**Directions for this task:** Print each line of the listing once more, precisely as given.

**Input:**

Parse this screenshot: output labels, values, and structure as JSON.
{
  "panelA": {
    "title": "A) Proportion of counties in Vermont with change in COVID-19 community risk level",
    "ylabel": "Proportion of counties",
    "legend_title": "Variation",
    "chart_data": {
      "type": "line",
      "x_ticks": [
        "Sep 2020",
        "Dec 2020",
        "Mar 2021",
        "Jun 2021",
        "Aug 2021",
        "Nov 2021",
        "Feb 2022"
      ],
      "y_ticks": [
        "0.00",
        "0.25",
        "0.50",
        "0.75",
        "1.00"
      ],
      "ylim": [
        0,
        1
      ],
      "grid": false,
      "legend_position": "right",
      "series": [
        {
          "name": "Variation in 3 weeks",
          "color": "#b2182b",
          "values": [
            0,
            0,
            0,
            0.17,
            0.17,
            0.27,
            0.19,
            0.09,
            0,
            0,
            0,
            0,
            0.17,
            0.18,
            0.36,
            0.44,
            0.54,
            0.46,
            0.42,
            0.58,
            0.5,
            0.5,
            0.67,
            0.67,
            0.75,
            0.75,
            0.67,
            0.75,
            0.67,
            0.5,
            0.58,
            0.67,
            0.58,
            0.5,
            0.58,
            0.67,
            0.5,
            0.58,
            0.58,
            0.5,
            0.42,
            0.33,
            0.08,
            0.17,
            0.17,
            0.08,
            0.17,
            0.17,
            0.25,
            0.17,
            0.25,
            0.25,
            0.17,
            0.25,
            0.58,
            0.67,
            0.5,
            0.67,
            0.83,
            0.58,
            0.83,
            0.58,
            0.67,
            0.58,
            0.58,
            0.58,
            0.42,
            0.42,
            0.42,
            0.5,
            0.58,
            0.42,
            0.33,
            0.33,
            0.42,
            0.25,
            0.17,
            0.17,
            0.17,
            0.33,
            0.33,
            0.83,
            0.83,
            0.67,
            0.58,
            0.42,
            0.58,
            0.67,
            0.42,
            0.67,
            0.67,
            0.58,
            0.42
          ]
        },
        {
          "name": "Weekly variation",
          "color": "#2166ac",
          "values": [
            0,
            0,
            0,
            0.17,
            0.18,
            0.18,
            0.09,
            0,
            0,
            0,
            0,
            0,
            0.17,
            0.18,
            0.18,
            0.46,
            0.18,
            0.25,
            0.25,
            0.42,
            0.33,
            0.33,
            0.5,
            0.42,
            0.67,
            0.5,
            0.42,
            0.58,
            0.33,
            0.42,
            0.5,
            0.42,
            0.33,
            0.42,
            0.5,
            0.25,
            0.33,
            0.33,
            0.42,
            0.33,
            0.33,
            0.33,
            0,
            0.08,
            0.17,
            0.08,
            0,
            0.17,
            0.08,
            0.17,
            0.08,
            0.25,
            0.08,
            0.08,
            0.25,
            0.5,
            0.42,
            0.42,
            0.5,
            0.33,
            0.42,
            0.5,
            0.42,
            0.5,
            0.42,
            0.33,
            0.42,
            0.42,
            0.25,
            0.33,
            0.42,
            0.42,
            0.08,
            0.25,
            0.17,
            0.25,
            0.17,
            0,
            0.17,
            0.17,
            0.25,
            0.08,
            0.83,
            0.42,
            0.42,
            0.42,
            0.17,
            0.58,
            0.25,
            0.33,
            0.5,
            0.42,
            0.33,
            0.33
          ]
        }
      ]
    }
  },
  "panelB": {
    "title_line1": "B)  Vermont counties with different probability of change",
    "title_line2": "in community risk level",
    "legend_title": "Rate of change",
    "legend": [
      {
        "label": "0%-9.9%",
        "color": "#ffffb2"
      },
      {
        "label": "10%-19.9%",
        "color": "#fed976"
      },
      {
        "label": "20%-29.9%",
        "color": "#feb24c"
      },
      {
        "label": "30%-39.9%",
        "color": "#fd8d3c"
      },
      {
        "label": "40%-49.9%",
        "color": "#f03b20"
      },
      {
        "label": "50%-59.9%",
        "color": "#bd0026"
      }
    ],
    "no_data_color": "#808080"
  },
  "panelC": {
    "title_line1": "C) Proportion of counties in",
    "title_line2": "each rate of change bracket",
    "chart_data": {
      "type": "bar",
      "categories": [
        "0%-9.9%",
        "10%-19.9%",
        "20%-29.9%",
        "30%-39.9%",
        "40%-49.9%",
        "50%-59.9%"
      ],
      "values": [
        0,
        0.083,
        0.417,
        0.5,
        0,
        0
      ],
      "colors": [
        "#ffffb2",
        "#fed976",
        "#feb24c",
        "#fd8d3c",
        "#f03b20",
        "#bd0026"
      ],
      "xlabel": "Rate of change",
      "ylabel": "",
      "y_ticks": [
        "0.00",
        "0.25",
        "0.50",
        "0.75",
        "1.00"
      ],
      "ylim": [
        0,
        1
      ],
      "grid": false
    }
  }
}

**Exercise output:**
Parse this screenshot: output labels, values, and structure as JSON.
{
  "panelA": {
    "title": "A) Proportion of counties in Vermont with change in COVID-19 community risk level",
    "ylabel": "Proportion of counties",
    "legend_title": "Variation",
    "chart_data": {
      "type": "line",
      "x_ticks": [
        "Sep 2020",
        "Dec 2020",
        "Mar 2021",
        "Jun 2021",
        "Aug 2021",
        "Nov 2021",
        "Feb 2022"
      ],
      "y_ticks": [
        "0.00",
        "0.25",
        "0.50",
        "0.75",
        "1.00"
      ],
      "ylim": [
        0,
        1
      ],
      "grid": false,
      "legend_position": "right",
      "series": [
        {
          "name": "Variation in 3 weeks",
          "color": "#b2182b",
          "values": [
            0,
            0,
            0,
            0.17,
            0.17,
            0.27,
            0.19,
            0.09,
            0,
            0,
            0,
            0,
            0.17,
            0.18,
            0.36,
            0.44,
            0.54,
            0.46,
            0.42,
            0.58,
            0.5,
            0.5,
            0.67,
            0.67,
            0.75,
            0.75,
            0.67,
            0.75,
            0.67,
            0.5,
            0.58,
            0.67,
            0.58,
            0.5,
            0.58,
            0.67,
            0.5,
            0.58,
            0.58,
            0.5,
            0.42,
            0.33,
            0.08,
            0.17,
            0.17,
            0.08,
            0.17,
            0.17,
            0.25,
            0.17,
            0.25,
            0.25,
            0.17,
            0.25,
            0.58,
            0.67,
            0.5,
            0.67,
            0.83,
            0.58,
            0.83,
            0.58,
            0.67,
            0.58,
            0.58,
            0.58,
            0.42,
            0.42,
            0.42,
            0.5,
            0.58,
            0.42,
            0.33,
            0.33,
            0.42,
            0.25,
            0.17,
            0.17,
            0.17,
            0.33,
            0.33,
            0.83,
            0.83,
            0.67,
            0.58,
            0.42,
            0.58,
            0.67,
            0.42,
            0.67,
            0.67,
            0.58,
            0.42
          ]
        },
        {
          "name": "Weekly variation",
          "color": "#2166ac",
          "values": [
            0,
            0,
            0,
            0.17,
            0.18,
            0.18,
            0.09,
            0,
            0,
            0,
            0,
            0,
            0.17,
            0.18,
            0.18,
            0.46,
            0.18,
            0.25,
            0.25,
            0.42,
            0.33,
            0.33,
            0.5,
            0.42,
            0.67,
            0.5,
            0.42,
            0.58,
            0.33,
            0.42,
            0.5,
            0.42,
            0.33,
            0.42,
            0.5,
            0.25,
            0.33,
            0.33,
            0.42,
            0.33,
            0.33,
            0.33,
            0,
            0.08,
            0.17,
            0.08,
            0,
            0.17,
            0.08,
            0.17,
            0.08,
            0.25,
            0.08,
            0.08,
            0.25,
            0.5,
            0.42,
            0.42,
            0.5,
            0.33,
            0.42,
            0.5,
            0.42,
            0.5,
            0.42,
            0.33,
            0.42,
            0.42,
            0.25,
            0.33,
            0.42,
            0.42,
            0.08,
            0.25,
            0.17,
            0.25,
            0.17,
            0,
            0.17,
            0.17,
            0.25,
            0.08,
            0.83,
            0.42,
            0.42,
            0.42,
            0.17,
            0.58,
            0.25,
            0.33,
            0.5,
            0.42,
            0.33,
            0.33
          ]
        }
      ]
    }
  },
  "panelB": {
    "title_line1": "B)  Vermont counties with different probability of change",
    "title_line2": "in community risk level",
    "legend_title": "Rate of change",
    "legend": [
      {
        "label": "0%-9.9%",
        "color": "#ffffb2"
      },
      {
        "label": "10%-19.9%",
        "color": "#fed976"
      },
      {
        "label": "20%-29.9%",
        "color": "#feb24c"
      },
      {
        "label": "30%-39.9%",
        "color": "#fd8d3c"
      },
      {
        "label": "40%-49.9%",
        "color": "#f03b20"
      },
      {
        "label": "50%-59.9%",
        "color": "#bd0026"
      }
    ],
    "no_data_color": "#808080"
  },
  "panelC": {
    "title_line1": "C) Proportion of counties in",
    "title_line2": "each rate of change bracket",
    "chart_data": {
      "type": "bar",
      "categories": [
        "0%-9.9%",
        "10%-19.9%",
        "20%-29.9%",
        "30%-39.9%",
        "40%-49.9%",
        "50%-59.9%"
      ],
      "values": [
        0,
        0.083,
        0.417,
        0.5,
        0,
        0
      ],
      "colors": [
        "#ffffb2",
        "#fed976",
        "#feb24c",
        "#fd8d3c",
        "#f03b20",
        "#bd0026"
      ],
      "xlabel": "Rate of change",
      "ylabel": "",
      "y_ticks": [
        "0.00",
        "0.25",
        "0.50",
        "0.75",
        "1.00"
      ],
      "ylim": [
        0,
        1
      ],
      "grid": false
    }
  }
}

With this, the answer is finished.